• **Task details**:
Locate the word "Осередків" in the data below, then copy every line that holds it.

--------------------------------------------------

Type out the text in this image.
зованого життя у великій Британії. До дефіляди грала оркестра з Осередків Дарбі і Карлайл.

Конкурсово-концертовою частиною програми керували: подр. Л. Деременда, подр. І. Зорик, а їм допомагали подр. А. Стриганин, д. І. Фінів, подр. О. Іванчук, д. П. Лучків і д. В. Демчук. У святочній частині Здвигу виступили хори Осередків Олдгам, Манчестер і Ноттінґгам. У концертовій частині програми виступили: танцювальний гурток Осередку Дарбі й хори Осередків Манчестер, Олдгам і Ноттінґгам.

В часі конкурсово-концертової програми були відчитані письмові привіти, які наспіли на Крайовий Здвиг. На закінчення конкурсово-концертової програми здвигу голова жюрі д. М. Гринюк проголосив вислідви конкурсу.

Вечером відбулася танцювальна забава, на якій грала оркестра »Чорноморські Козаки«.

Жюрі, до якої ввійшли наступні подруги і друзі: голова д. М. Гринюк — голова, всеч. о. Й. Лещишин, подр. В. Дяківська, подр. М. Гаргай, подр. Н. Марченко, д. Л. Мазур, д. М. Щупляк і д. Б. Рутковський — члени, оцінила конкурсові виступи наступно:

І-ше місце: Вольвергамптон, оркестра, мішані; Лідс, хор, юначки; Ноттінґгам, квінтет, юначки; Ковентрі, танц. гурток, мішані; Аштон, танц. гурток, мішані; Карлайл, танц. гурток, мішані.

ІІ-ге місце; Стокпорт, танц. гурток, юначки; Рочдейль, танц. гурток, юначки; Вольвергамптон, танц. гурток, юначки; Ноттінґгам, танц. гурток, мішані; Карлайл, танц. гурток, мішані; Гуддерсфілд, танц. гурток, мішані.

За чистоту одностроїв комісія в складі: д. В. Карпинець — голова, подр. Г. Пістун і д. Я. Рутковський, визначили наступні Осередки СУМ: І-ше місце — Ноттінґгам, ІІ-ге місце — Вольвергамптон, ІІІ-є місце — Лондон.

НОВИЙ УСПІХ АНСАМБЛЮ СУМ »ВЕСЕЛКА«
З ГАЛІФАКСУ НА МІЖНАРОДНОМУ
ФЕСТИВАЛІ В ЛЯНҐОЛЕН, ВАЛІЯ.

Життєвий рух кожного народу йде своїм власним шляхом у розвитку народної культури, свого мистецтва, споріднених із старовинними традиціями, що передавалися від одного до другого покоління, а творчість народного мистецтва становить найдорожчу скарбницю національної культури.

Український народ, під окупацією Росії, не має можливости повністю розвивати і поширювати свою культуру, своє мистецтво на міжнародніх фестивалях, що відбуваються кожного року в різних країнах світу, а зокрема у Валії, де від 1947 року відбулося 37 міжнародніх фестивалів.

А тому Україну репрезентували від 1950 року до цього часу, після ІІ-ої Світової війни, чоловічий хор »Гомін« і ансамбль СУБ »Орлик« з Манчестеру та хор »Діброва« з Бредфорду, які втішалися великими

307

--------------------------------------------------

• **Answer to the problem**:
зованого життя у великій Британії. До дефіляди грала оркестра з Осередків Дарбі і Карлайл.
Конкурсово-концертовою частиною програми керували: подр. Л. Деременда, подр. І. Зорик, а їм допомагали подр. А. Стриганин, д. І. Фінів, подр. О. Іванчук, д. П. Лучків і д. В. Демчук. У святочній частині Здвигу виступили хори Осередків Олдгам, Манчестер і Ноттінґгам. У концертовій частині програми виступили: танцювальний гурток Осередку Дарбі й хори Осередків Манчестер, Олдгам і Ноттінґгам.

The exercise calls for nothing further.